[Dataset items]

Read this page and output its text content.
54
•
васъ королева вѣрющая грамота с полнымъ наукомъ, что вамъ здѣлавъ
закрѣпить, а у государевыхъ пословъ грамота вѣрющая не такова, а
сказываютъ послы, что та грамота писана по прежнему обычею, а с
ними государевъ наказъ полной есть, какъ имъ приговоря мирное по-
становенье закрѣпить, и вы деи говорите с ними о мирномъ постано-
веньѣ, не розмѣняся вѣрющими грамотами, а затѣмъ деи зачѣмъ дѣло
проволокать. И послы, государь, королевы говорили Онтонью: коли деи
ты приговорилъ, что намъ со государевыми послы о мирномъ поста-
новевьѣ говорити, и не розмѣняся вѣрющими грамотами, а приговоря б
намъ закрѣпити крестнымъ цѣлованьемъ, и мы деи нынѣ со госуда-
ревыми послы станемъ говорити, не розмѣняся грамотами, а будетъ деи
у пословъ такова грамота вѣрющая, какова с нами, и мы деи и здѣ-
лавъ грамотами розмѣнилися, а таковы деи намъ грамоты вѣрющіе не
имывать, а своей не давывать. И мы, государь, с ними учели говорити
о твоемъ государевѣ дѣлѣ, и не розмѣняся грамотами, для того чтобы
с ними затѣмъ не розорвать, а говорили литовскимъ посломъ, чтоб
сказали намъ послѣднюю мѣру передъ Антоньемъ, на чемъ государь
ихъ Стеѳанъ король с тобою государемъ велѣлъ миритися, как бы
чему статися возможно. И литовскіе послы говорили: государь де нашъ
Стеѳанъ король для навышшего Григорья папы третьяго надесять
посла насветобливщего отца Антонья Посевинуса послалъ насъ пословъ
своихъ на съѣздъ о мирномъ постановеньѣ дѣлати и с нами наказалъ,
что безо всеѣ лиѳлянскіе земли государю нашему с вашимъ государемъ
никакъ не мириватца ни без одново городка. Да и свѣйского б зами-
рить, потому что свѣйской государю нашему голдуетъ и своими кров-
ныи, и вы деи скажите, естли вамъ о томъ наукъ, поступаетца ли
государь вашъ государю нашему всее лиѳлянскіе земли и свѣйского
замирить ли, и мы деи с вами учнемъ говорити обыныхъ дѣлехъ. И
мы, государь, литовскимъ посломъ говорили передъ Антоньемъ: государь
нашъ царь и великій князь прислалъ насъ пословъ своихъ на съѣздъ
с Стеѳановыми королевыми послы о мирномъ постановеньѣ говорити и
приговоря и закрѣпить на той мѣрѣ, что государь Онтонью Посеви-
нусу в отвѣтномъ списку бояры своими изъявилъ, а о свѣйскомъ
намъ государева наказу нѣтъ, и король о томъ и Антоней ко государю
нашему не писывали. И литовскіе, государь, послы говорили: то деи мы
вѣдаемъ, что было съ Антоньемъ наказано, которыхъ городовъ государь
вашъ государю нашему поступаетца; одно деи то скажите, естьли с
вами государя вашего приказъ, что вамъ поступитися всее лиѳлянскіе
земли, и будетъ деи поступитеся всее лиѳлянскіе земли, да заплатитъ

■ Exercise task ■
Examine the entries and report how many of their lines contain the string "приговоря", giving no more than the number.

■ Expected answer ■
3